[Data records]
⁂
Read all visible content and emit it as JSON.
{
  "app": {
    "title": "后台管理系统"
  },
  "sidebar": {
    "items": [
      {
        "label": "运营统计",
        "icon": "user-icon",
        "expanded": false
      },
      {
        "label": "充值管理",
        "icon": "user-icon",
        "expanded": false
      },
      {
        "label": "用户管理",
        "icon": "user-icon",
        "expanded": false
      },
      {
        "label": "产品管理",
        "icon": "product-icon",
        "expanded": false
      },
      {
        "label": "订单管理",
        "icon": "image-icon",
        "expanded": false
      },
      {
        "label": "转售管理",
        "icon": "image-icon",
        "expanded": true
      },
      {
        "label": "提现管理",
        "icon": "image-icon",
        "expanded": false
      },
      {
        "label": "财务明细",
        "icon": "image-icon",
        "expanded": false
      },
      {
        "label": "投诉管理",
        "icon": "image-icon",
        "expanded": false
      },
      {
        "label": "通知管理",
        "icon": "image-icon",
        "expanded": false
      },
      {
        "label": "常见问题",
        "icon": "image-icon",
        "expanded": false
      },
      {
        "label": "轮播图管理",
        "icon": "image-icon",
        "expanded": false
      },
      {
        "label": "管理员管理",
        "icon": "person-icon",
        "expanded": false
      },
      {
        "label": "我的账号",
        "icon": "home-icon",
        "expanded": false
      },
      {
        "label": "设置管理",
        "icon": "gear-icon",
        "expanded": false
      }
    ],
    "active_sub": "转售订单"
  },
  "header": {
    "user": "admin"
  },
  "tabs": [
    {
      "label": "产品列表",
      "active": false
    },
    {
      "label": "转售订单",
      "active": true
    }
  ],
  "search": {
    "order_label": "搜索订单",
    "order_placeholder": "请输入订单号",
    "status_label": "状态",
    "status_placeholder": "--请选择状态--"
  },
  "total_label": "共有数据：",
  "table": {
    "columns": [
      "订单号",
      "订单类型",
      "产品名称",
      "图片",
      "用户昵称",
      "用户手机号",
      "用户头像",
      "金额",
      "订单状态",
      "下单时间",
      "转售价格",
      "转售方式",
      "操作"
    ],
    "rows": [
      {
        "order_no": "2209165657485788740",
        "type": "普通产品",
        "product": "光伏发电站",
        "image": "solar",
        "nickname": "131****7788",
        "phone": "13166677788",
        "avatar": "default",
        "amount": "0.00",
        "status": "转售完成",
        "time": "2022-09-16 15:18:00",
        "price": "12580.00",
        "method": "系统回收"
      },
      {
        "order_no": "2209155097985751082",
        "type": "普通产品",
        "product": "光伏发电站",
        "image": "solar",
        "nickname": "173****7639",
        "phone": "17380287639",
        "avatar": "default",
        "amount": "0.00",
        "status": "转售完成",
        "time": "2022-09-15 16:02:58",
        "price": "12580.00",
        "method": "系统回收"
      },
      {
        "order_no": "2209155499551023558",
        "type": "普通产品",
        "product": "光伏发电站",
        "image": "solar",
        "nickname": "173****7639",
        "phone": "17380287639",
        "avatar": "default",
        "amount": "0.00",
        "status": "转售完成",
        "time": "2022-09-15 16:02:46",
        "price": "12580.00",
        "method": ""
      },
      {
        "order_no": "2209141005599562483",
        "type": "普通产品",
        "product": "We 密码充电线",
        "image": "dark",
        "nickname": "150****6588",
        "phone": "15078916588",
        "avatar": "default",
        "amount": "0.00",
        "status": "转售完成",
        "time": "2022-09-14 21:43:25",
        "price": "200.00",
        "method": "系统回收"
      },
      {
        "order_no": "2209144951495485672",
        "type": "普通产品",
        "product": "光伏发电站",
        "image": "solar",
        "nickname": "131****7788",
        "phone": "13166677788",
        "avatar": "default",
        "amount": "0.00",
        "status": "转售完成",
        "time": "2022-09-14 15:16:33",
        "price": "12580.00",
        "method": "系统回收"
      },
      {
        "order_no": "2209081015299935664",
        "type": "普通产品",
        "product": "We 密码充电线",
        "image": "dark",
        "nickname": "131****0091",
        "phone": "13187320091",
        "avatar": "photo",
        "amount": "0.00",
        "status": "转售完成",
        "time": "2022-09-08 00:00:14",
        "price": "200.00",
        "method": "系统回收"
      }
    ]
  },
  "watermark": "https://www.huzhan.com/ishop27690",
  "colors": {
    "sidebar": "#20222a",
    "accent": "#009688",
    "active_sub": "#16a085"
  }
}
⁂
**REQUIRED TASK**
Select and copy every line of the material that holds the string "time".

**FINAL ANSWER**
        "time": "2022-09-16 15:18:00",
        "time": "2022-09-15 16:02:58",
        "time": "2022-09-15 16:02:46",
        "time": "2022-09-14 21:43:25",
        "time": "2022-09-14 15:16:33",
        "time": "2022-09-08 00:00:14",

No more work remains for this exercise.